-- BEGIN --
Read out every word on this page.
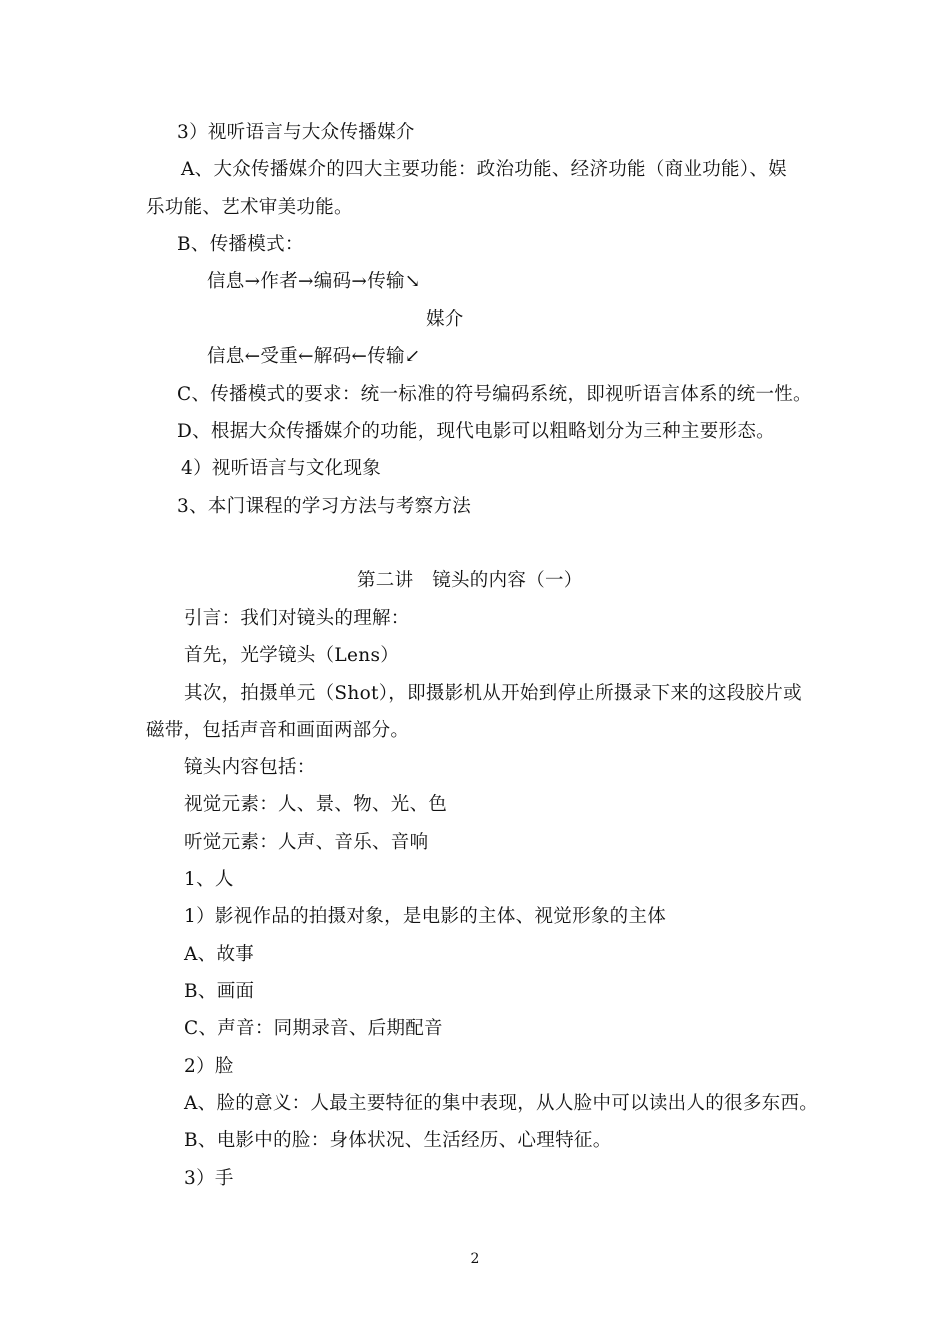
3）视听语言与大众传播媒介
A、大众传播媒介的四大主要功能：政治功能、经济功能（商业功能）、娱
乐功能、艺术审美功能。
B、传播模式：
信息→作者→编码→传输↘
媒介
信息←受重←解码←传输↙
C、传播模式的要求：统一标准的符号编码系统，即视听语言体系的统一性。
D、根据大众传播媒介的功能，现代电影可以粗略划分为三种主要形态。
4）视听语言与文化现象
3、本门课程的学习方法与考察方法
第二讲　镜头的内容（一）
引言：我们对镜头的理解：
首先，光学镜头（Lens）
其次，拍摄单元（Shot），即摄影机从开始到停止所摄录下来的这段胶片或
磁带，包括声音和画面两部分。
镜头内容包括：
视觉元素：人、景、物、光、色
听觉元素：人声、音乐、音响
1、人
1）影视作品的拍摄对象，是电影的主体、视觉形象的主体
A、故事
B、画面
C、声音：同期录音、后期配音
2）脸
A、脸的意义：人最主要特征的集中表现，从人脸中可以读出人的很多东西。
B、电影中的脸：身体状况、生活经历、心理特征。
3）手
2
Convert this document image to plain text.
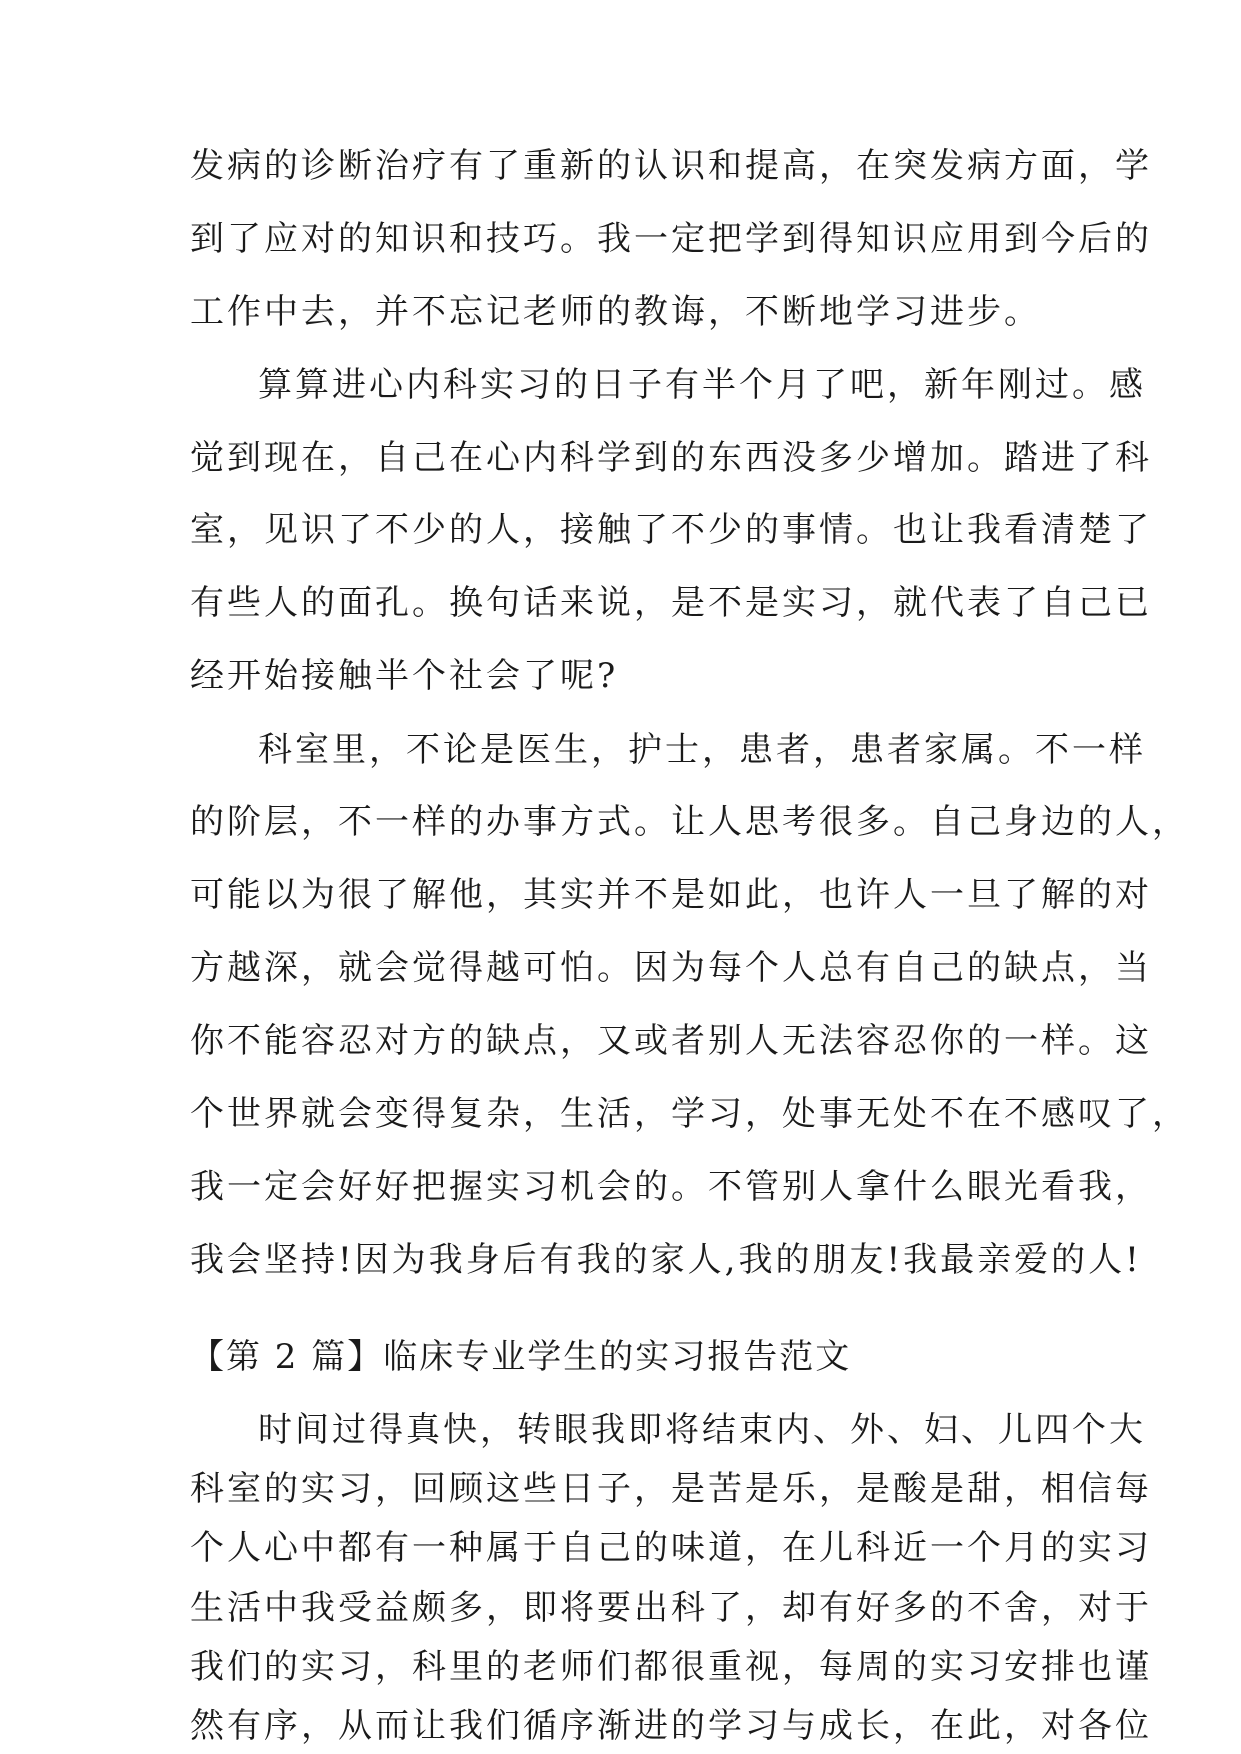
发病的诊断治疗有了重新的认识和提高，在突发病方面，学
到了应对的知识和技巧。我一定把学到得知识应用到今后的
工作中去，并不忘记老师的教诲，不断地学习进步。
算算进心内科实习的日子有半个月了吧，新年刚过。感
觉到现在，自己在心内科学到的东西没多少增加。踏进了科
室，见识了不少的人，接触了不少的事情。也让我看清楚了
有些人的面孔。换句话来说，是不是实习，就代表了自己已
经开始接触半个社会了呢?
科室里，不论是医生，护士，患者，患者家属。不一样
的阶层，不一样的办事方式。让人思考很多。自己身边的人，
可能以为很了解他，其实并不是如此，也许人一旦了解的对
方越深，就会觉得越可怕。因为每个人总有自己的缺点，当
你不能容忍对方的缺点，又或者别人无法容忍你的一样。这
个世界就会变得复杂，生活，学习，处事无处不在不感叹了，
我一定会好好把握实习机会的。不管别人拿什么眼光看我，
我会坚持!因为我身后有我的家人,我的朋友!我最亲爱的人!
【第 2 篇】临床专业学生的实习报告范文
时间过得真快，转眼我即将结束内、外、妇、儿四个大
科室的实习，回顾这些日子，是苦是乐，是酸是甜，相信每
个人心中都有一种属于自己的味道，在儿科近一个月的实习
生活中我受益颇多，即将要出科了，却有好多的不舍，对于
我们的实习，科里的老师们都很重视，每周的实习安排也谨
然有序，从而让我们循序渐进的学习与成长，在此，对各位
-- END --
• **INSTRUCTION**
Drop the images and repeat the data exactly.

• **REPLY**
Read out every word on this page.
3）视听语言与大众传播媒介
A、大众传播媒介的四大主要功能：政治功能、经济功能（商业功能）、娱
乐功能、艺术审美功能。
B、传播模式：
信息→作者→编码→传输↘
媒介
信息←受重←解码←传输↙
C、传播模式的要求：统一标准的符号编码系统，即视听语言体系的统一性。
D、根据大众传播媒介的功能，现代电影可以粗略划分为三种主要形态。
4）视听语言与文化现象
3、本门课程的学习方法与考察方法
第二讲　镜头的内容（一）
引言：我们对镜头的理解：
首先，光学镜头（Lens）
其次，拍摄单元（Shot），即摄影机从开始到停止所摄录下来的这段胶片或
磁带，包括声音和画面两部分。
镜头内容包括：
视觉元素：人、景、物、光、色
听觉元素：人声、音乐、音响
1、人
1）影视作品的拍摄对象，是电影的主体、视觉形象的主体
A、故事
B、画面
C、声音：同期录音、后期配音
2）脸
A、脸的意义：人最主要特征的集中表现，从人脸中可以读出人的很多东西。
B、电影中的脸：身体状况、生活经历、心理特征。
3）手
2
Convert this document image to plain text.
发病的诊断治疗有了重新的认识和提高，在突发病方面，学
到了应对的知识和技巧。我一定把学到得知识应用到今后的
工作中去，并不忘记老师的教诲，不断地学习进步。
算算进心内科实习的日子有半个月了吧，新年刚过。感
觉到现在，自己在心内科学到的东西没多少增加。踏进了科
室，见识了不少的人，接触了不少的事情。也让我看清楚了
有些人的面孔。换句话来说，是不是实习，就代表了自己已
经开始接触半个社会了呢?
科室里，不论是医生，护士，患者，患者家属。不一样
的阶层，不一样的办事方式。让人思考很多。自己身边的人，
可能以为很了解他，其实并不是如此，也许人一旦了解的对
方越深，就会觉得越可怕。因为每个人总有自己的缺点，当
你不能容忍对方的缺点，又或者别人无法容忍你的一样。这
个世界就会变得复杂，生活，学习，处事无处不在不感叹了，
我一定会好好把握实习机会的。不管别人拿什么眼光看我，
我会坚持!因为我身后有我的家人,我的朋友!我最亲爱的人!
【第 2 篇】临床专业学生的实习报告范文
时间过得真快，转眼我即将结束内、外、妇、儿四个大
科室的实习，回顾这些日子，是苦是乐，是酸是甜，相信每
个人心中都有一种属于自己的味道，在儿科近一个月的实习
生活中我受益颇多，即将要出科了，却有好多的不舍，对于
我们的实习，科里的老师们都很重视，每周的实习安排也谨
然有序，从而让我们循序渐进的学习与成长，在此，对各位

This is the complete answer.